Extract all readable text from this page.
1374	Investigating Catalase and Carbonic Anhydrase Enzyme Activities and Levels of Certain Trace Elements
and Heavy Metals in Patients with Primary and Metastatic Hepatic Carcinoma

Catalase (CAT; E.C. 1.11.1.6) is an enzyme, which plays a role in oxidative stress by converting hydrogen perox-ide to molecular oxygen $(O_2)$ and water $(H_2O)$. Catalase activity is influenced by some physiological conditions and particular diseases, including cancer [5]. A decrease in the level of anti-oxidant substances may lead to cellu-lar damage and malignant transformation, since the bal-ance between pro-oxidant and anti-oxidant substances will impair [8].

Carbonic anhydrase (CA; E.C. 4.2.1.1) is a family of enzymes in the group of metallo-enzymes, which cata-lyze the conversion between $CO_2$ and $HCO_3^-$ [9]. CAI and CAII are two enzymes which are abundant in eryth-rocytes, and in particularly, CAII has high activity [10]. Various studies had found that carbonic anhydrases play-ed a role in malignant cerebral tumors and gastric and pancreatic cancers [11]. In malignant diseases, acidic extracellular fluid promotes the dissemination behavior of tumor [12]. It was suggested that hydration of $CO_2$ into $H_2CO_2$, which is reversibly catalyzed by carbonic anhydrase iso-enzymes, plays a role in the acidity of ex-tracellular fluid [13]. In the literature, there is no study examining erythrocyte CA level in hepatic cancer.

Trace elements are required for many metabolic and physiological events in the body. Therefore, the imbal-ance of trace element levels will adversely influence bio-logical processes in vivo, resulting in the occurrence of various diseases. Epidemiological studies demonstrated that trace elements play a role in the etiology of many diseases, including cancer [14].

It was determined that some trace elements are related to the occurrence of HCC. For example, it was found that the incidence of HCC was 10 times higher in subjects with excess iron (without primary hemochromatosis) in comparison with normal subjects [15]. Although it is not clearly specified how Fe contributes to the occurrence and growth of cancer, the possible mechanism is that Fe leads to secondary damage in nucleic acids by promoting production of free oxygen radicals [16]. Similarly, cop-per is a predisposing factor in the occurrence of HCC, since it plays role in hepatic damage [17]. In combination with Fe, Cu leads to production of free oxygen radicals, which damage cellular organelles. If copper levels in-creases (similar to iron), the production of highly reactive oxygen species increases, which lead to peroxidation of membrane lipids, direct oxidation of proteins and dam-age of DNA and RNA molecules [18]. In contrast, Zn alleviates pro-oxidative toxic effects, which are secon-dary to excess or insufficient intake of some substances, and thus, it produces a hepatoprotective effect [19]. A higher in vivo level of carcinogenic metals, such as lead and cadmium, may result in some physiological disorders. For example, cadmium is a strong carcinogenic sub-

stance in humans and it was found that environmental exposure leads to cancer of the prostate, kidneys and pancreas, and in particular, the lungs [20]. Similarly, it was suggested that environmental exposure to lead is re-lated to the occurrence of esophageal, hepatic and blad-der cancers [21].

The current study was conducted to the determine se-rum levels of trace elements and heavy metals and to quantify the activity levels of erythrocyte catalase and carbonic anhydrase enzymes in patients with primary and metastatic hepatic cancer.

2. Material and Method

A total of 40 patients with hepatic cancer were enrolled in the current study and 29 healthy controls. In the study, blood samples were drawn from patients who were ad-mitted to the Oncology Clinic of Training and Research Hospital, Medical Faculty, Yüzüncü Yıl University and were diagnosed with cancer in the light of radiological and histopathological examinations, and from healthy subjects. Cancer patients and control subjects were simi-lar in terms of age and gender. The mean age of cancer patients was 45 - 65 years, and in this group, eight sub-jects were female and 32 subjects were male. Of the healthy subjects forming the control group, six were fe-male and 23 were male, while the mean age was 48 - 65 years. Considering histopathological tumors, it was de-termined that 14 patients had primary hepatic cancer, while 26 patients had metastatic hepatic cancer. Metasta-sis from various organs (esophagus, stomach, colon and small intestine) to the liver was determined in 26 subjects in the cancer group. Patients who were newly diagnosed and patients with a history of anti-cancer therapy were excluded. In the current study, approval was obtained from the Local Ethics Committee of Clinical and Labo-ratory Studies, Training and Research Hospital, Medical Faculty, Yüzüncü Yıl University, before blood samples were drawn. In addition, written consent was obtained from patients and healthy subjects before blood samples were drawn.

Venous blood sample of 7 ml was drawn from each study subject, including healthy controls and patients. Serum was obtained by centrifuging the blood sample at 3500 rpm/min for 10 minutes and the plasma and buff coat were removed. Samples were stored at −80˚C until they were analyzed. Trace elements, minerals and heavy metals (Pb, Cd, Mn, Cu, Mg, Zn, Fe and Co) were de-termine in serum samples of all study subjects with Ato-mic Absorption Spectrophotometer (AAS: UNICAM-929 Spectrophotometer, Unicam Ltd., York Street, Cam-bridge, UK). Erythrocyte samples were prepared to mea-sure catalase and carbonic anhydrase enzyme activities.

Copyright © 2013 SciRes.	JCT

_ _ _

» **Exercise goal**
Each line of the data should be given back exactly.

» **Written reply**
Extract all readable text from this page.
1374	Investigating Catalase and Carbonic Anhydrase Enzyme Activities and Levels of Certain Trace Elements
and Heavy Metals in Patients with Primary and Metastatic Hepatic Carcinoma

Catalase (CAT; E.C. 1.11.1.6) is an enzyme, which plays a role in oxidative stress by converting hydrogen perox-ide to molecular oxygen $(O_2)$ and water $(H_2O)$. Catalase activity is influenced by some physiological conditions and particular diseases, including cancer [5]. A decrease in the level of anti-oxidant substances may lead to cellu-lar damage and malignant transformation, since the bal-ance between pro-oxidant and anti-oxidant substances will impair [8].

Carbonic anhydrase (CA; E.C. 4.2.1.1) is a family of enzymes in the group of metallo-enzymes, which cata-lyze the conversion between $CO_2$ and $HCO_3^-$ [9]. CAI and CAII are two enzymes which are abundant in eryth-rocytes, and in particularly, CAII has high activity [10]. Various studies had found that carbonic anhydrases play-ed a role in malignant cerebral tumors and gastric and pancreatic cancers [11]. In malignant diseases, acidic extracellular fluid promotes the dissemination behavior of tumor [12]. It was suggested that hydration of $CO_2$ into $H_2CO_2$, which is reversibly catalyzed by carbonic anhydrase iso-enzymes, plays a role in the acidity of ex-tracellular fluid [13]. In the literature, there is no study examining erythrocyte CA level in hepatic cancer.

Trace elements are required for many metabolic and physiological events in the body. Therefore, the imbal-ance of trace element levels will adversely influence bio-logical processes in vivo, resulting in the occurrence of various diseases. Epidemiological studies demonstrated that trace elements play a role in the etiology of many diseases, including cancer [14].

It was determined that some trace elements are related to the occurrence of HCC. For example, it was found that the incidence of HCC was 10 times higher in subjects with excess iron (without primary hemochromatosis) in comparison with normal subjects [15]. Although it is not clearly specified how Fe contributes to the occurrence and growth of cancer, the possible mechanism is that Fe leads to secondary damage in nucleic acids by promoting production of free oxygen radicals [16]. Similarly, cop-per is a predisposing factor in the occurrence of HCC, since it plays role in hepatic damage [17]. In combination with Fe, Cu leads to production of free oxygen radicals, which damage cellular organelles. If copper levels in-creases (similar to iron), the production of highly reactive oxygen species increases, which lead to peroxidation of membrane lipids, direct oxidation of proteins and dam-age of DNA and RNA molecules [18]. In contrast, Zn alleviates pro-oxidative toxic effects, which are secon-dary to excess or insufficient intake of some substances, and thus, it produces a hepatoprotective effect [19]. A higher in vivo level of carcinogenic metals, such as lead and cadmium, may result in some physiological disorders. For example, cadmium is a strong carcinogenic sub-

stance in humans and it was found that environmental exposure leads to cancer of the prostate, kidneys and pancreas, and in particular, the lungs [20]. Similarly, it was suggested that environmental exposure to lead is re-lated to the occurrence of esophageal, hepatic and blad-der cancers [21].

The current study was conducted to the determine se-rum levels of trace elements and heavy metals and to quantify the activity levels of erythrocyte catalase and carbonic anhydrase enzymes in patients with primary and metastatic hepatic cancer.

2. Material and Method

A total of 40 patients with hepatic cancer were enrolled in the current study and 29 healthy controls. In the study, blood samples were drawn from patients who were ad-mitted to the Oncology Clinic of Training and Research Hospital, Medical Faculty, Yüzüncü Yıl University and were diagnosed with cancer in the light of radiological and histopathological examinations, and from healthy subjects. Cancer patients and control subjects were simi-lar in terms of age and gender. The mean age of cancer patients was 45 - 65 years, and in this group, eight sub-jects were female and 32 subjects were male. Of the healthy subjects forming the control group, six were fe-male and 23 were male, while the mean age was 48 - 65 years. Considering histopathological tumors, it was de-termined that 14 patients had primary hepatic cancer, while 26 patients had metastatic hepatic cancer. Metasta-sis from various organs (esophagus, stomach, colon and small intestine) to the liver was determined in 26 subjects in the cancer group. Patients who were newly diagnosed and patients with a history of anti-cancer therapy were excluded. In the current study, approval was obtained from the Local Ethics Committee of Clinical and Labo-ratory Studies, Training and Research Hospital, Medical Faculty, Yüzüncü Yıl University, before blood samples were drawn. In addition, written consent was obtained from patients and healthy subjects before blood samples were drawn.

Venous blood sample of 7 ml was drawn from each study subject, including healthy controls and patients. Serum was obtained by centrifuging the blood sample at 3500 rpm/min for 10 minutes and the plasma and buff coat were removed. Samples were stored at −80˚C until they were analyzed. Trace elements, minerals and heavy metals (Pb, Cd, Mn, Cu, Mg, Zn, Fe and Co) were de-termine in serum samples of all study subjects with Ato-mic Absorption Spectrophotometer (AAS: UNICAM-929 Spectrophotometer, Unicam Ltd., York Street, Cam-bridge, UK). Erythrocyte samples were prepared to mea-sure catalase and carbonic anhydrase enzyme activities.

Copyright © 2013 SciRes.	JCT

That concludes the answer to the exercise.